| Short problem |
Please update the records from the start through the line containing "bookmark-star-icon[interactable]: ☆ bbox=[1800, 47, 1834, 81]", replacing "file-explorer-icon" with "folder-icon" and leaving everything else unchanged.

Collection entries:
◆ ◆ ◆

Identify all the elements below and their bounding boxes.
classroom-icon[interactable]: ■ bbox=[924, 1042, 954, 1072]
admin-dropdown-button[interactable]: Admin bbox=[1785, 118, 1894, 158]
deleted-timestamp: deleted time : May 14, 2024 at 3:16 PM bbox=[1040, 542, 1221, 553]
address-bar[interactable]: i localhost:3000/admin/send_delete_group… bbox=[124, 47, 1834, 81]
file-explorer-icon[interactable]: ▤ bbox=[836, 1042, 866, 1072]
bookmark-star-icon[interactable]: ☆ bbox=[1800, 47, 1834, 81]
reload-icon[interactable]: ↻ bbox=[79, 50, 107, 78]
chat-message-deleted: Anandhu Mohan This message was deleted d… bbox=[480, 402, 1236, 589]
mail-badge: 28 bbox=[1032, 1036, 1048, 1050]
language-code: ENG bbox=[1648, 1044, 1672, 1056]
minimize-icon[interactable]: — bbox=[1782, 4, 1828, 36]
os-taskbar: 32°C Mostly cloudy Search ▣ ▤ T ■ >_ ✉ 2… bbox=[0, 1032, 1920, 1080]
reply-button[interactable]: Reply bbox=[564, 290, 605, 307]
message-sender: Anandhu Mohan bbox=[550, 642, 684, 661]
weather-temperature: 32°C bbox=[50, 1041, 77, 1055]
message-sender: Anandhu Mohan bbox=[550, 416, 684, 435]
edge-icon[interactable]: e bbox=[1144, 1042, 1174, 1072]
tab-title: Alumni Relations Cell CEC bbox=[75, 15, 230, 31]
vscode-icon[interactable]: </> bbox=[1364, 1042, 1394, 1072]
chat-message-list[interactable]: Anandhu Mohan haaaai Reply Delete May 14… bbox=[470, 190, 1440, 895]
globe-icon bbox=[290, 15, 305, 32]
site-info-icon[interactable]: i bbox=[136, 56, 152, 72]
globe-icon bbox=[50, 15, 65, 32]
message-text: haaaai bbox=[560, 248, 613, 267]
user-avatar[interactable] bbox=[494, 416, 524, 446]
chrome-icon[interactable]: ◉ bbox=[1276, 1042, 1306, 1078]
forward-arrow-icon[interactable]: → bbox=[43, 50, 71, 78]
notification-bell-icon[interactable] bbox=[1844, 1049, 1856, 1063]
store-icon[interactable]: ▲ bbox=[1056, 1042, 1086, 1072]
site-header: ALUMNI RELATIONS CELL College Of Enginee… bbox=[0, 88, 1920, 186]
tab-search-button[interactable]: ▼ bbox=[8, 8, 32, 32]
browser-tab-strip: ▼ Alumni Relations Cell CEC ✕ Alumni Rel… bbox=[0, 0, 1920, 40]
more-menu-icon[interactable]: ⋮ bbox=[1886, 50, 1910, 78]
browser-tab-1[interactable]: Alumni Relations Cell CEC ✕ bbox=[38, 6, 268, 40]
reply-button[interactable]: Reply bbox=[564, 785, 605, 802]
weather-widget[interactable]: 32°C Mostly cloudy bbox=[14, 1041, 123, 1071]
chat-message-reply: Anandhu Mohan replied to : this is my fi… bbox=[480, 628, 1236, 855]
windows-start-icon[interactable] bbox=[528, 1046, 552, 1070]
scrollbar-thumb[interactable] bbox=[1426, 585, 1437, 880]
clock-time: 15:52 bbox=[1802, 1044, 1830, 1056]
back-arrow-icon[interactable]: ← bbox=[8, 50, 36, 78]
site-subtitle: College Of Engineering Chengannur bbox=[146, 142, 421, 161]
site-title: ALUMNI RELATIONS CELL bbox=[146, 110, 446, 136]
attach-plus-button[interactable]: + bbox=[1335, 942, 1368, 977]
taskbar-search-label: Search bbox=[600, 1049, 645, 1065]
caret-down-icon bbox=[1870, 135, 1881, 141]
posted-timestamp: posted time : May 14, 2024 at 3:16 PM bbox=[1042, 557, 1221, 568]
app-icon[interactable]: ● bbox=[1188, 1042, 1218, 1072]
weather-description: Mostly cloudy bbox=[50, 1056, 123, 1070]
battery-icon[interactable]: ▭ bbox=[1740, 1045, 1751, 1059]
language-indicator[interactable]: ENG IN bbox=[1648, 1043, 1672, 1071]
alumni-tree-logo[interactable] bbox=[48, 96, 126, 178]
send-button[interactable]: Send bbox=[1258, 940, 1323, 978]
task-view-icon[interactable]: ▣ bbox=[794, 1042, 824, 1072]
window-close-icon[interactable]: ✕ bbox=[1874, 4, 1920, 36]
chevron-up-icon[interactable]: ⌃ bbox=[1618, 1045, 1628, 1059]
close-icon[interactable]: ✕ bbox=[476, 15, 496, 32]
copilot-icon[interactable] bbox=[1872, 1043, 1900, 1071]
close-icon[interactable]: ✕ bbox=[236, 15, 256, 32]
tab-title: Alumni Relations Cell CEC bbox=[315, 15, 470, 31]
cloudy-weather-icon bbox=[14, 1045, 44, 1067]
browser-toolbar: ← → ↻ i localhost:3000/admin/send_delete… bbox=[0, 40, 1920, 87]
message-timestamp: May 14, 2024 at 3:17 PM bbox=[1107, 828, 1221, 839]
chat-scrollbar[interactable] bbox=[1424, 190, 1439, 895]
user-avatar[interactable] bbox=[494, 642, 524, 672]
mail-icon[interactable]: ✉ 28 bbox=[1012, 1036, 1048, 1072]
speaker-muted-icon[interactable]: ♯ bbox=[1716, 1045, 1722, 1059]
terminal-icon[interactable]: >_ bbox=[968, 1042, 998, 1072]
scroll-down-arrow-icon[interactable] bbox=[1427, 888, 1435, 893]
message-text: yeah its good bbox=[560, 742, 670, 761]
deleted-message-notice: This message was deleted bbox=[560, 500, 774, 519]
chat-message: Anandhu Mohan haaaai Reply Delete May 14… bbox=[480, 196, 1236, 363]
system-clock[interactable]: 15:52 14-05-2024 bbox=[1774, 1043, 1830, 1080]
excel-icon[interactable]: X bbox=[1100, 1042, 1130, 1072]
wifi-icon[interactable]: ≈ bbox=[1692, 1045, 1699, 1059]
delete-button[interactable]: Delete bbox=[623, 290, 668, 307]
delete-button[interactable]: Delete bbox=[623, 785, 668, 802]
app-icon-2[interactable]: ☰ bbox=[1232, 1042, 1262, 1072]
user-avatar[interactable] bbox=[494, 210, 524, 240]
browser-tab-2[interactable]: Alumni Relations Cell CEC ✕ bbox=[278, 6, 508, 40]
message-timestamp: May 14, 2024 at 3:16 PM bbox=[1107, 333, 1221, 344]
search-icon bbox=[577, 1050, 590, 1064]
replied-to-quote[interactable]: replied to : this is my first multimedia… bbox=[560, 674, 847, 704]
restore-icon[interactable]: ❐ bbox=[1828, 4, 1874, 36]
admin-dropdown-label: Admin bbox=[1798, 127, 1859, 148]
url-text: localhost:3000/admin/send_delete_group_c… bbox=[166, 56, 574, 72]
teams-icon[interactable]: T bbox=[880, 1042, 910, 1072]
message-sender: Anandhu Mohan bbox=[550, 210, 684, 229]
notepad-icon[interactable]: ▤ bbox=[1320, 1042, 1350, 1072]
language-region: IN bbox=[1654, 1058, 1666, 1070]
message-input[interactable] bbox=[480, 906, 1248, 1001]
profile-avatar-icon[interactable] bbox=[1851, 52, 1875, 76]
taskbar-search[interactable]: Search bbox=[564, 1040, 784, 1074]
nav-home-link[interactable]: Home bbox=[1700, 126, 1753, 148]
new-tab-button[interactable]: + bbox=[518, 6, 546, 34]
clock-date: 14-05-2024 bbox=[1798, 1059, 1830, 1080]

◆ ◆ ◆

| Exercise solution |
Identify all the elements below and their bounding boxes.
classroom-icon[interactable]: ■ bbox=[924, 1042, 954, 1072]
admin-dropdown-button[interactable]: Admin bbox=[1785, 118, 1894, 158]
deleted-timestamp: deleted time : May 14, 2024 at 3:16 PM bbox=[1040, 542, 1221, 553]
address-bar[interactable]: i localhost:3000/admin/send_delete_group… bbox=[124, 47, 1834, 81]
folder-icon[interactable]: ▤ bbox=[836, 1042, 866, 1072]
bookmark-star-icon[interactable]: ☆ bbox=[1800, 47, 1834, 81]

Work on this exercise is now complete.